- _Supplied material_:
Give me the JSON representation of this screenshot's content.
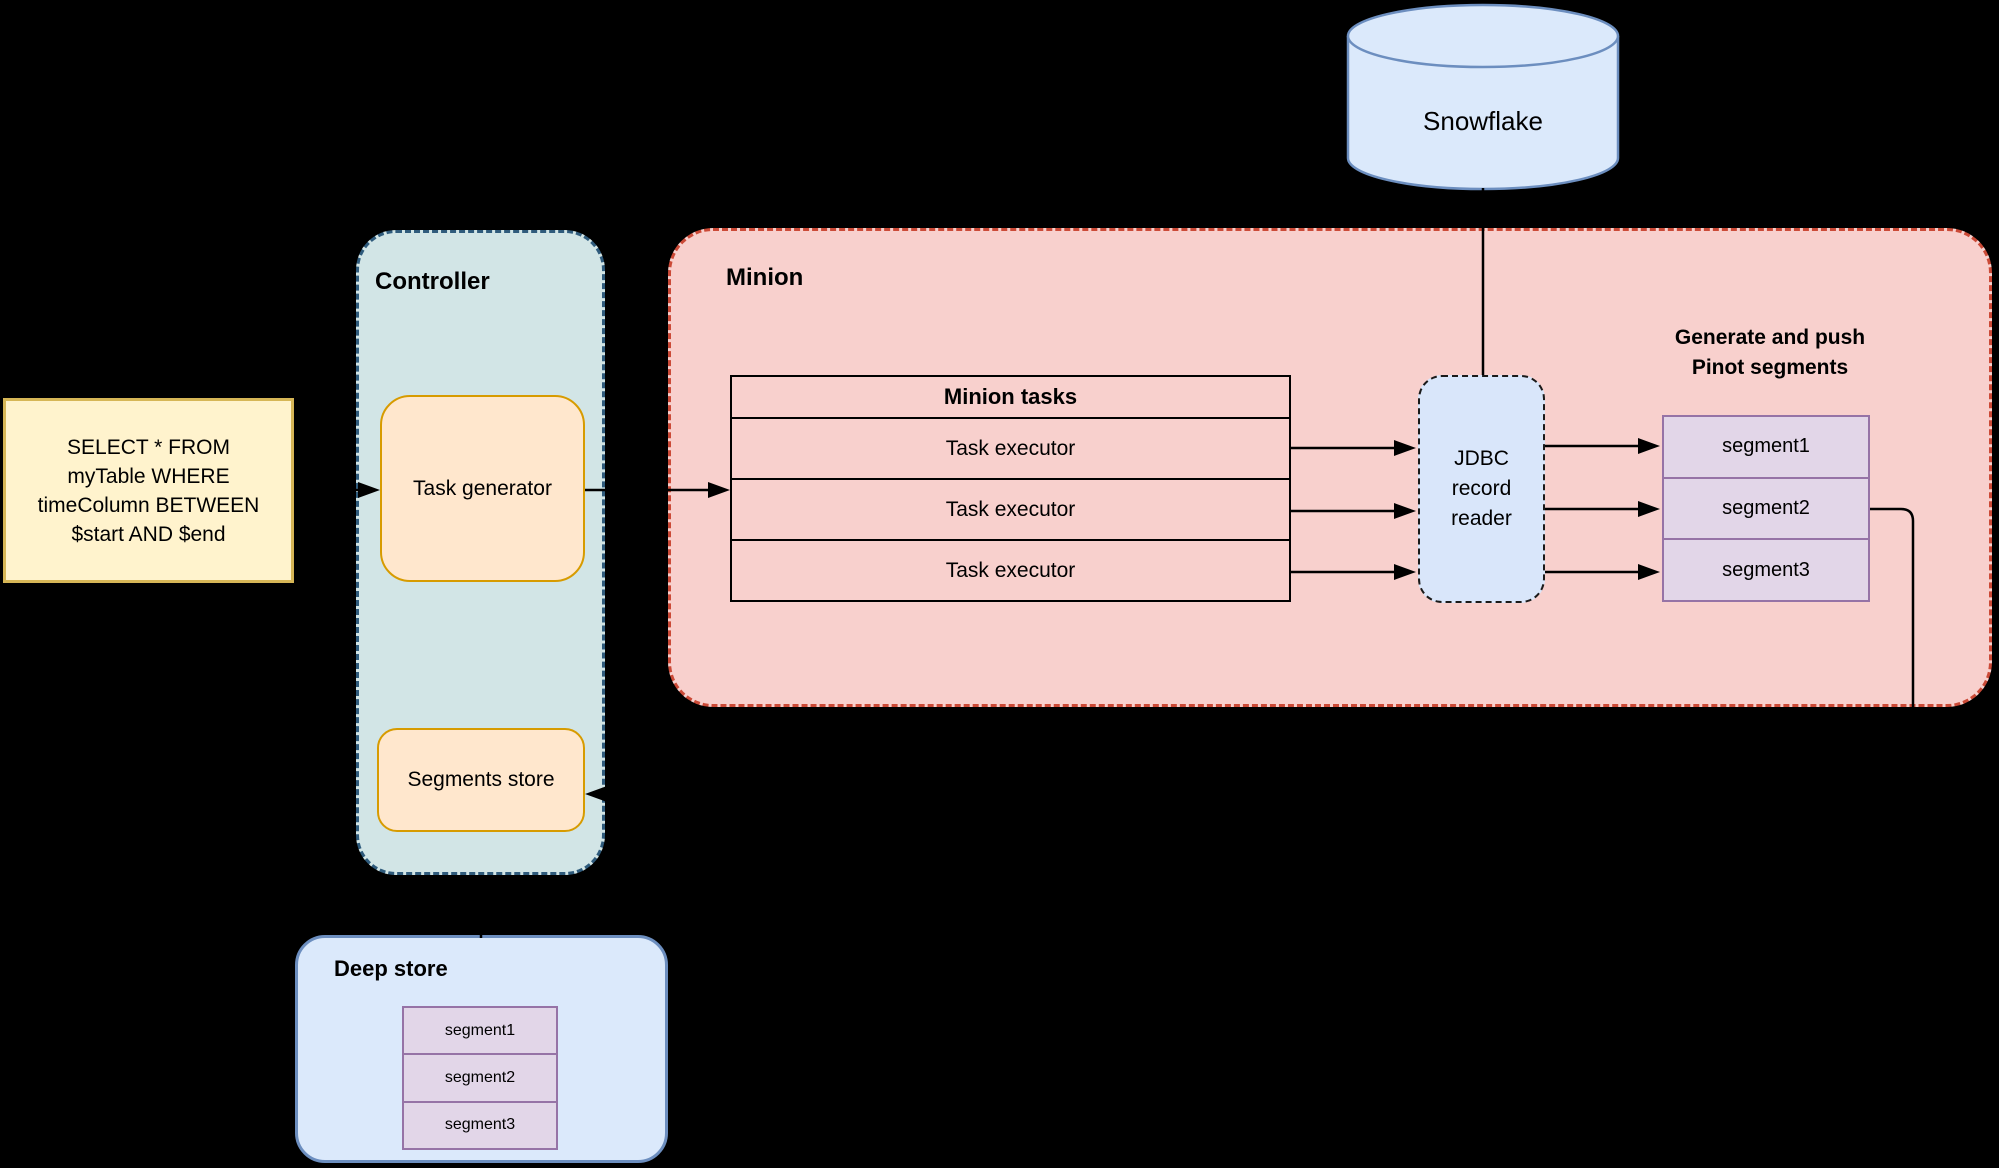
{
  "diagram": {
    "snowflake": {
      "label": "Snowflake"
    },
    "query_box": {
      "lines": [
        "SELECT * FROM",
        "myTable WHERE",
        "timeColumn BETWEEN",
        "$start AND $end"
      ]
    },
    "controller": {
      "title": "Controller",
      "task_generator_label": "Task generator",
      "segments_store_label": "Segments store"
    },
    "minion": {
      "title": "Minion",
      "tasks_table": {
        "header": "Minion tasks",
        "rows": [
          "Task executor",
          "Task executor",
          "Task executor"
        ]
      },
      "jdbc_reader": {
        "lines": [
          "JDBC",
          "record",
          "reader"
        ]
      },
      "annotation_lines": [
        "Generate and push",
        "Pinot segments"
      ],
      "segments": [
        "segment1",
        "segment2",
        "segment3"
      ]
    },
    "deep_store": {
      "title": "Deep store",
      "segments": [
        "segment1",
        "segment2",
        "segment3"
      ]
    },
    "colors": {
      "background": "#000000",
      "minion_fill": "#f8d0cd",
      "minion_border": "#cb4a37",
      "controller_fill": "#d2e5e6",
      "controller_border": "#2f5b7c",
      "orange_fill": "#ffe7cd",
      "orange_border": "#d79b00",
      "yellow_fill": "#fff3cd",
      "yellow_border": "#d6b656",
      "blue_fill": "#dbe9fb",
      "blue_border": "#6c8ebf",
      "purple_fill": "#e2d6e8",
      "purple_border": "#9673a6",
      "line": "#000000"
    }
  }
}
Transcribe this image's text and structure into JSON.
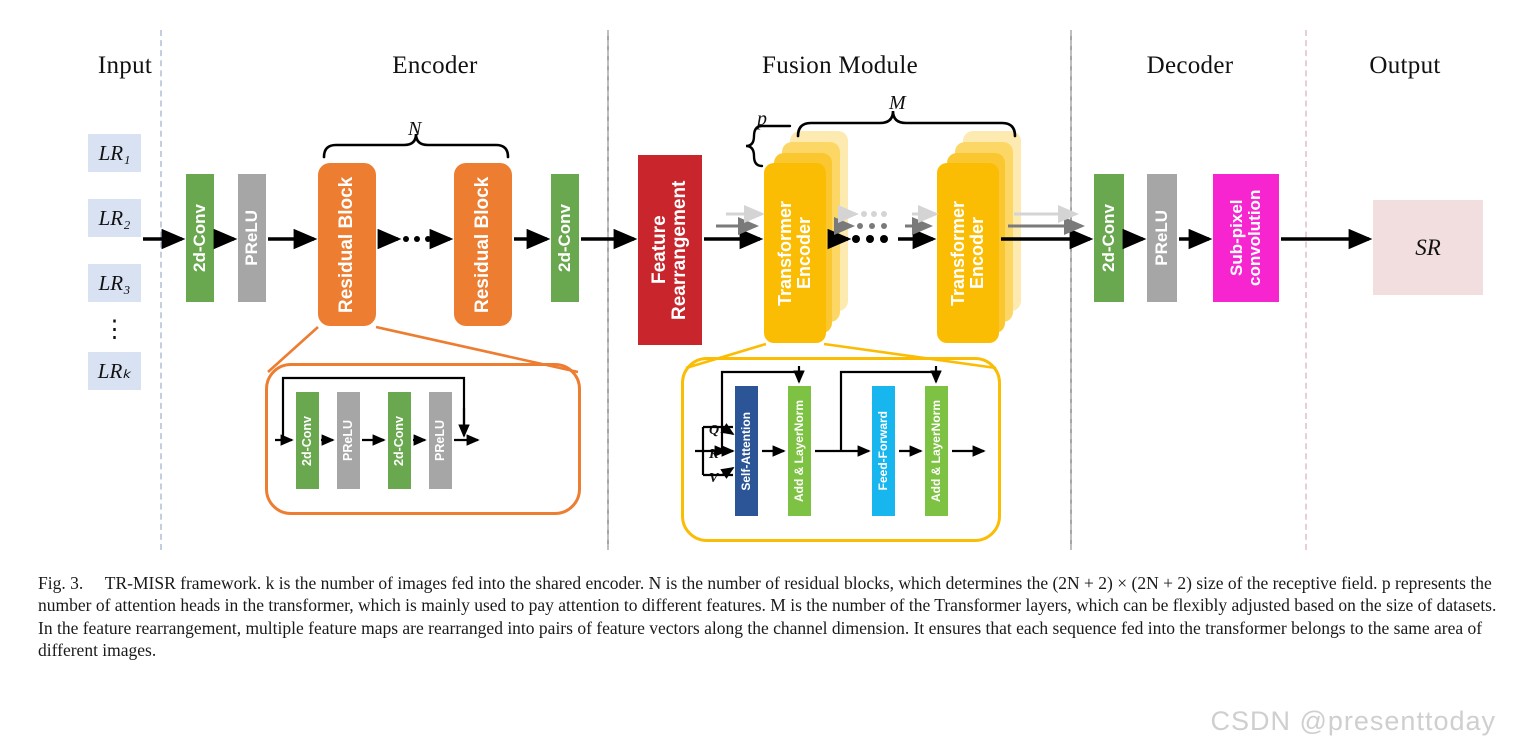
{
  "figure": {
    "sections": [
      {
        "id": "input",
        "title": "Input"
      },
      {
        "id": "encoder",
        "title": "Encoder"
      },
      {
        "id": "fusion",
        "title": "Fusion Module"
      },
      {
        "id": "decoder",
        "title": "Decoder"
      },
      {
        "id": "output",
        "title": "Output"
      }
    ],
    "inputs": {
      "items": [
        "LR",
        "LR",
        "LR",
        "LR"
      ],
      "labels": [
        "LR₁",
        "LR₂",
        "LR₃",
        "LRₖ"
      ],
      "ellipsis": "⋮"
    },
    "encoder": {
      "conv_in": "2d-Conv",
      "prelu_in": "PReLU",
      "residual_block_1": "Residual Block",
      "residual_block_n": "Residual Block",
      "between_dots": "⋯",
      "conv_out": "2d-Conv",
      "brace_label": "N"
    },
    "residual_detail": {
      "conv1": "2d-Conv",
      "prelu1": "PReLU",
      "conv2": "2d-Conv",
      "prelu2": "PReLU"
    },
    "fusion": {
      "feature_rearrangement": "Feature Rearrangement",
      "transformer_encoder_1": "Transformer Encoder",
      "transformer_encoder_m": "Transformer Encoder",
      "heads_brace_label": "p",
      "layers_brace_label": "M"
    },
    "transformer_detail": {
      "q": "Q",
      "k": "K",
      "v": "V",
      "self_attention": "Self-Attention",
      "add_norm_1": "Add & LayerNorm",
      "feed_forward": "Feed-Forward",
      "add_norm_2": "Add & LayerNorm"
    },
    "decoder": {
      "conv": "2d-Conv",
      "prelu": "PReLU",
      "subpixel": "Sub-pixel convolution"
    },
    "output": {
      "sr": "SR"
    },
    "colors": {
      "conv_green": "#6aa84f",
      "prelu_gray": "#a6a6a6",
      "residual_orange": "#ed7d31",
      "rearrangement_red": "#c9252d",
      "transformer_yellow": "#fbbc04",
      "subpixel_magenta": "#f725d0",
      "self_attention_navy": "#2b5597",
      "add_norm_green": "#7dc242",
      "feed_forward_cyan": "#17b6ee",
      "lr_chip_blue": "#d9e2f3",
      "sr_chip_pink": "#f2dedf"
    }
  },
  "caption": {
    "figure_number": "Fig. 3.",
    "text": "TR-MISR framework. k is the number of images fed into the shared encoder. N is the number of residual blocks, which determines the (2N + 2) × (2N + 2) size of the receptive field. p represents the number of attention heads in the transformer, which is mainly used to pay attention to different features. M is the number of the Transformer layers, which can be flexibly adjusted based on the size of datasets. In the feature rearrangement, multiple feature maps are rearranged into pairs of feature vectors along the channel dimension. It ensures that each sequence fed into the transformer belongs to the same area of different images."
  },
  "watermark": {
    "text": "CSDN @presenttoday"
  }
}
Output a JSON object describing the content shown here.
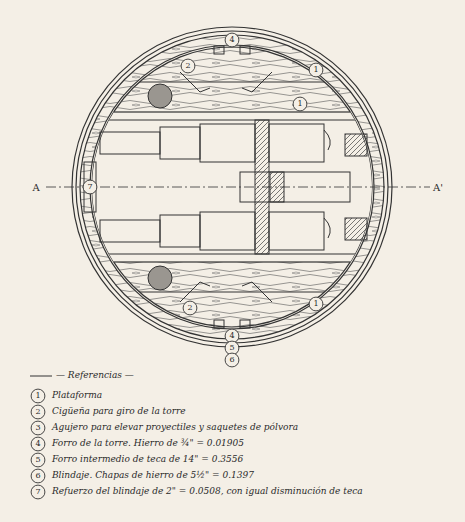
{
  "diagram": {
    "labels": [
      "A",
      "A'",
      "7",
      "2",
      "4",
      "1",
      "1",
      "2",
      "1",
      "4",
      "5",
      "6",
      "— Referencias —",
      "1",
      "Plataforma",
      "2",
      "Cigüeña para giro de la torre",
      "3",
      "Agujero para elevar proyectiles y saquetes de pólvora",
      "4",
      "Forro de la torre. Hierro de ¾\" = 0.01905",
      "5",
      "Forro intermedio de teca de 14\" = 0.3556",
      "6",
      "Blindaje. Chapas de hierro de 5½\" = 0.1397",
      "7",
      "Refuerzo del blindaje de 2\" = 0.0508, con igual disminución de teca"
    ]
  }
}
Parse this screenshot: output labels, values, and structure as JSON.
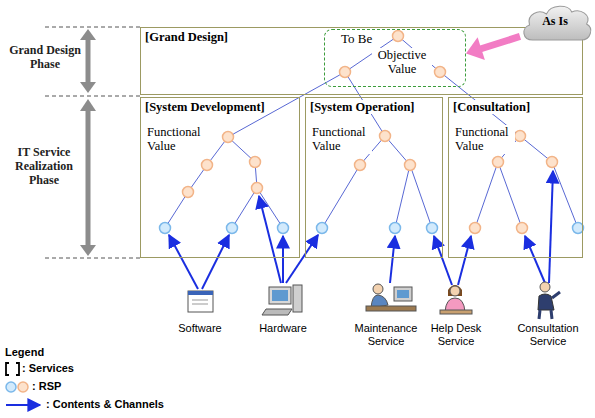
{
  "diagram": {
    "nodes": [
      {
        "text": [
          "[Grand Design]"
        ]
      },
      {
        "text": [
          "To Be",
          "Objective Value"
        ],
        "in": 0
      },
      {
        "text": [
          "As Is"
        ]
      },
      {
        "text": [
          "[System Development]",
          "Functional Value"
        ]
      },
      {
        "text": [
          "[System Operation]",
          "Functional Value"
        ]
      },
      {
        "text": [
          "[Consultation]",
          "Functional Value"
        ]
      }
    ],
    "edges": [
      {
        "from": 2,
        "to": 1,
        "arrow": "to"
      },
      {
        "from": 1,
        "to": 3,
        "arrow": "none"
      },
      {
        "from": 1,
        "to": 4,
        "arrow": "none"
      },
      {
        "from": 1,
        "to": 5,
        "arrow": "none"
      }
    ],
    "labels": [
      "Grand Design Phase",
      "IT Service Realization Phase",
      "Software",
      "Hardware",
      "Maintenance Service",
      "Help Desk Service",
      "Consultation Service",
      "Legend"
    ],
    "legend": [
      {
        "text": ": Services"
      },
      {
        "text": ": RSP"
      },
      {
        "text": ": Contents & Channels"
      }
    ]
  }
}
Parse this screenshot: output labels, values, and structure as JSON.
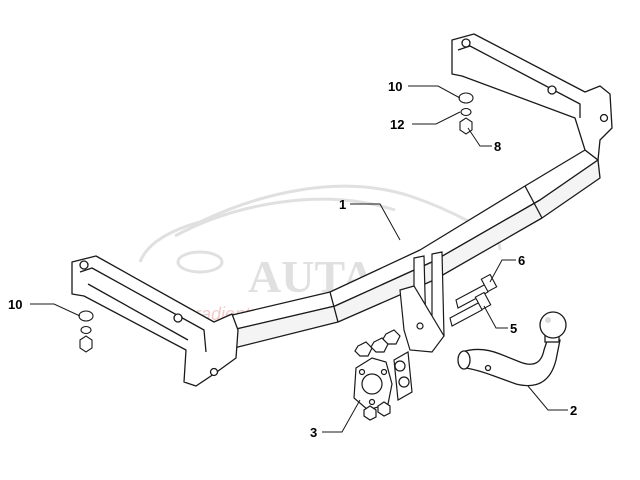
{
  "colors": {
    "line": "#1a1a1a",
    "fill": "#ffffff",
    "shade": "#d9d9d9",
    "watermark": "#c8c8c8",
    "watermark_accent": "#e8a0a0"
  },
  "watermark": {
    "brand": "AUTA",
    "subtitle": "autogradient"
  },
  "callouts": [
    {
      "id": "c1",
      "label": "1"
    },
    {
      "id": "c2",
      "label": "2"
    },
    {
      "id": "c3",
      "label": "3"
    },
    {
      "id": "c5",
      "label": "5"
    },
    {
      "id": "c6",
      "label": "6"
    },
    {
      "id": "c8",
      "label": "8"
    },
    {
      "id": "c10a",
      "label": "10"
    },
    {
      "id": "c10b",
      "label": "10"
    },
    {
      "id": "c12",
      "label": "12"
    }
  ]
}
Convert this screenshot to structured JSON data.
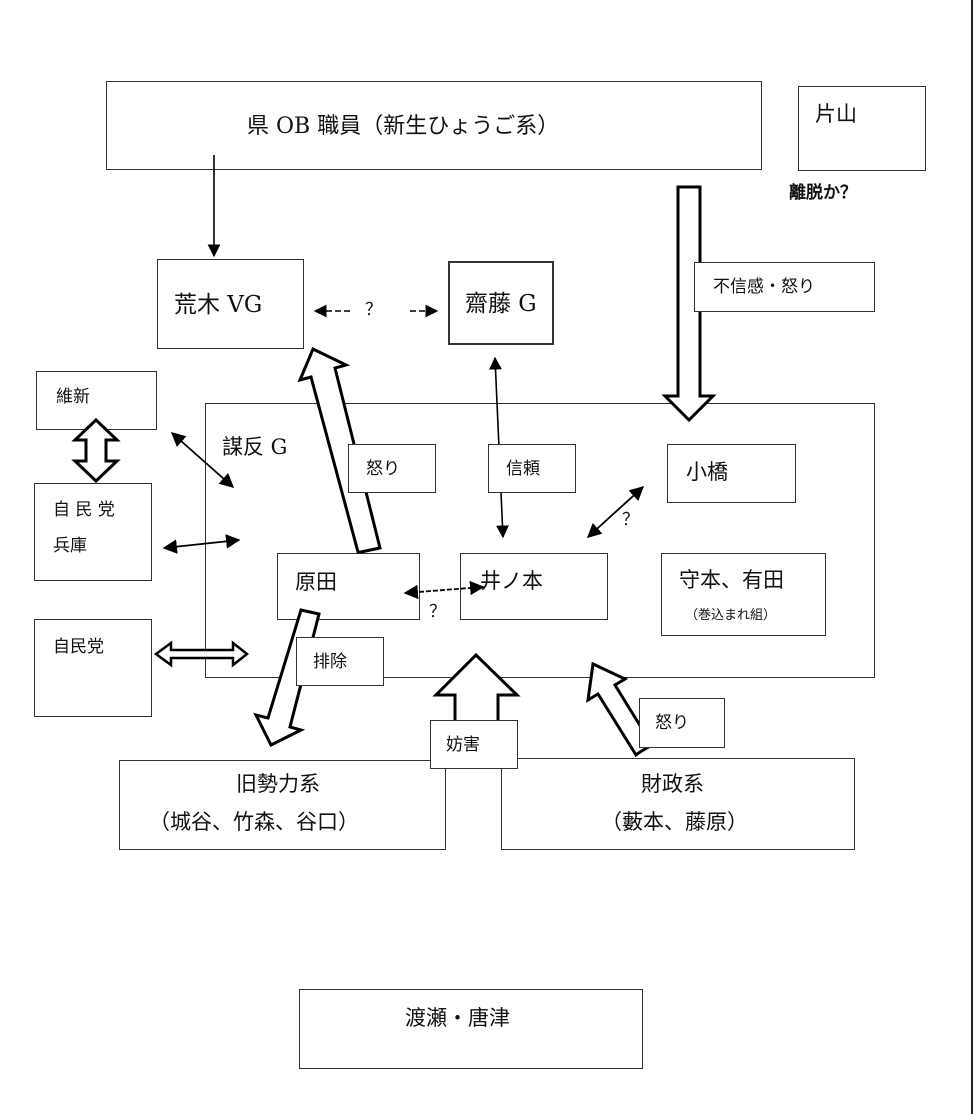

- _Task objective_: All the records above need to be given again word for word. Skip the pictures.

- _Problem solution_:
Give me the JSON representation of this screenshot's content.
{
  "diagram": {
    "snowflake": {
      "label": "Snowflake"
    },
    "query_box": {
      "lines": [
        "SELECT * FROM",
        "myTable WHERE",
        "timeColumn BETWEEN",
        "$start AND $end"
      ]
    },
    "controller": {
      "title": "Controller",
      "task_generator_label": "Task generator",
      "segments_store_label": "Segments store"
    },
    "minion": {
      "title": "Minion",
      "tasks_table": {
        "header": "Minion tasks",
        "rows": [
          "Task executor",
          "Task executor",
          "Task executor"
        ]
      },
      "jdbc_reader": {
        "lines": [
          "JDBC",
          "record",
          "reader"
        ]
      },
      "annotation_lines": [
        "Generate and push",
        "Pinot segments"
      ],
      "segments": [
        "segment1",
        "segment2",
        "segment3"
      ]
    },
    "deep_store": {
      "title": "Deep store",
      "segments": [
        "segment1",
        "segment2",
        "segment3"
      ]
    },
    "colors": {
      "background": "#000000",
      "minion_fill": "#f8d0cd",
      "minion_border": "#cb4a37",
      "controller_fill": "#d2e5e6",
      "controller_border": "#2f5b7c",
      "orange_fill": "#ffe7cd",
      "orange_border": "#d79b00",
      "yellow_fill": "#fff3cd",
      "yellow_border": "#d6b656",
      "blue_fill": "#dbe9fb",
      "blue_border": "#6c8ebf",
      "purple_fill": "#e2d6e8",
      "purple_border": "#9673a6",
      "line": "#000000"
    }
  }
}
Transcribe this image's text and structure into JSON.
{
  "figure": {
    "sections": [
      {
        "id": "input",
        "title": "Input"
      },
      {
        "id": "encoder",
        "title": "Encoder"
      },
      {
        "id": "fusion",
        "title": "Fusion Module"
      },
      {
        "id": "decoder",
        "title": "Decoder"
      },
      {
        "id": "output",
        "title": "Output"
      }
    ],
    "inputs": {
      "items": [
        "LR",
        "LR",
        "LR",
        "LR"
      ],
      "labels": [
        "LR₁",
        "LR₂",
        "LR₃",
        "LRₖ"
      ],
      "ellipsis": "⋮"
    },
    "encoder": {
      "conv_in": "2d-Conv",
      "prelu_in": "PReLU",
      "residual_block_1": "Residual Block",
      "residual_block_n": "Residual Block",
      "between_dots": "⋯",
      "conv_out": "2d-Conv",
      "brace_label": "N"
    },
    "residual_detail": {
      "conv1": "2d-Conv",
      "prelu1": "PReLU",
      "conv2": "2d-Conv",
      "prelu2": "PReLU"
    },
    "fusion": {
      "feature_rearrangement": "Feature Rearrangement",
      "transformer_encoder_1": "Transformer Encoder",
      "transformer_encoder_m": "Transformer Encoder",
      "heads_brace_label": "p",
      "layers_brace_label": "M"
    },
    "transformer_detail": {
      "q": "Q",
      "k": "K",
      "v": "V",
      "self_attention": "Self-Attention",
      "add_norm_1": "Add & LayerNorm",
      "feed_forward": "Feed-Forward",
      "add_norm_2": "Add & LayerNorm"
    },
    "decoder": {
      "conv": "2d-Conv",
      "prelu": "PReLU",
      "subpixel": "Sub-pixel convolution"
    },
    "output": {
      "sr": "SR"
    },
    "colors": {
      "conv_green": "#6aa84f",
      "prelu_gray": "#a6a6a6",
      "residual_orange": "#ed7d31",
      "rearrangement_red": "#c9252d",
      "transformer_yellow": "#fbbc04",
      "subpixel_magenta": "#f725d0",
      "self_attention_navy": "#2b5597",
      "add_norm_green": "#7dc242",
      "feed_forward_cyan": "#17b6ee",
      "lr_chip_blue": "#d9e2f3",
      "sr_chip_pink": "#f2dedf"
    }
  },
  "caption": {
    "figure_number": "Fig. 3.",
    "text": "TR-MISR framework. k is the number of images fed into the shared encoder. N is the number of residual blocks, which determines the (2N + 2) × (2N + 2) size of the receptive field. p represents the number of attention heads in the transformer, which is mainly used to pay attention to different features. M is the number of the Transformer layers, which can be flexibly adjusted based on the size of datasets. In the feature rearrangement, multiple feature maps are rearranged into pairs of feature vectors along the channel dimension. It ensures that each sequence fed into the transformer belongs to the same area of different images."
  },
  "watermark": {
    "text": "CSDN @presenttoday"
  }
}
Output a JSON object describing the content shown here.
{
  "diagram": {
    "labels": [
      "A",
      "A'",
      "7",
      "2",
      "4",
      "1",
      "1",
      "2",
      "1",
      "4",
      "5",
      "6",
      "— Referencias —",
      "1",
      "Plataforma",
      "2",
      "Cigüeña para giro de la torre",
      "3",
      "Agujero para elevar proyectiles y saquetes de pólvora",
      "4",
      "Forro de la torre. Hierro de ¾\" = 0.01905",
      "5",
      "Forro intermedio de teca de 14\" = 0.3556",
      "6",
      "Blindaje. Chapas de hierro de 5½\" = 0.1397",
      "7",
      "Refuerzo del blindaje de 2\" = 0.0508, con igual disminución de teca"
    ]
  }
}
Parse this screenshot: output labels, values, and structure as JSON.
{
  "diagram": {
    "nodes": [
      {
        "text": [
          "[Grand Design]"
        ]
      },
      {
        "text": [
          "To Be",
          "Objective Value"
        ],
        "in": 0
      },
      {
        "text": [
          "As Is"
        ]
      },
      {
        "text": [
          "[System Development]",
          "Functional Value"
        ]
      },
      {
        "text": [
          "[System Operation]",
          "Functional Value"
        ]
      },
      {
        "text": [
          "[Consultation]",
          "Functional Value"
        ]
      }
    ],
    "edges": [
      {
        "from": 2,
        "to": 1,
        "arrow": "to"
      },
      {
        "from": 1,
        "to": 3,
        "arrow": "none"
      },
      {
        "from": 1,
        "to": 4,
        "arrow": "none"
      },
      {
        "from": 1,
        "to": 5,
        "arrow": "none"
      }
    ],
    "labels": [
      "Grand Design Phase",
      "IT Service Realization Phase",
      "Software",
      "Hardware",
      "Maintenance Service",
      "Help Desk Service",
      "Consultation Service",
      "Legend"
    ],
    "legend": [
      {
        "text": ": Services"
      },
      {
        "text": ": RSP"
      },
      {
        "text": ": Contents & Channels"
      }
    ]
  }
}
Parse this screenshot: output labels, values, and structure as JSON.
{
  "colors": {
    "line": "#1a1a1a",
    "fill": "#ffffff",
    "shade": "#d9d9d9",
    "watermark": "#c8c8c8",
    "watermark_accent": "#e8a0a0"
  },
  "watermark": {
    "brand": "AUTA",
    "subtitle": "autogradient"
  },
  "callouts": [
    {
      "id": "c1",
      "label": "1"
    },
    {
      "id": "c2",
      "label": "2"
    },
    {
      "id": "c3",
      "label": "3"
    },
    {
      "id": "c5",
      "label": "5"
    },
    {
      "id": "c6",
      "label": "6"
    },
    {
      "id": "c8",
      "label": "8"
    },
    {
      "id": "c10a",
      "label": "10"
    },
    {
      "id": "c10b",
      "label": "10"
    },
    {
      "id": "c12",
      "label": "12"
    }
  ]
}
Convert this screenshot to structured JSON data.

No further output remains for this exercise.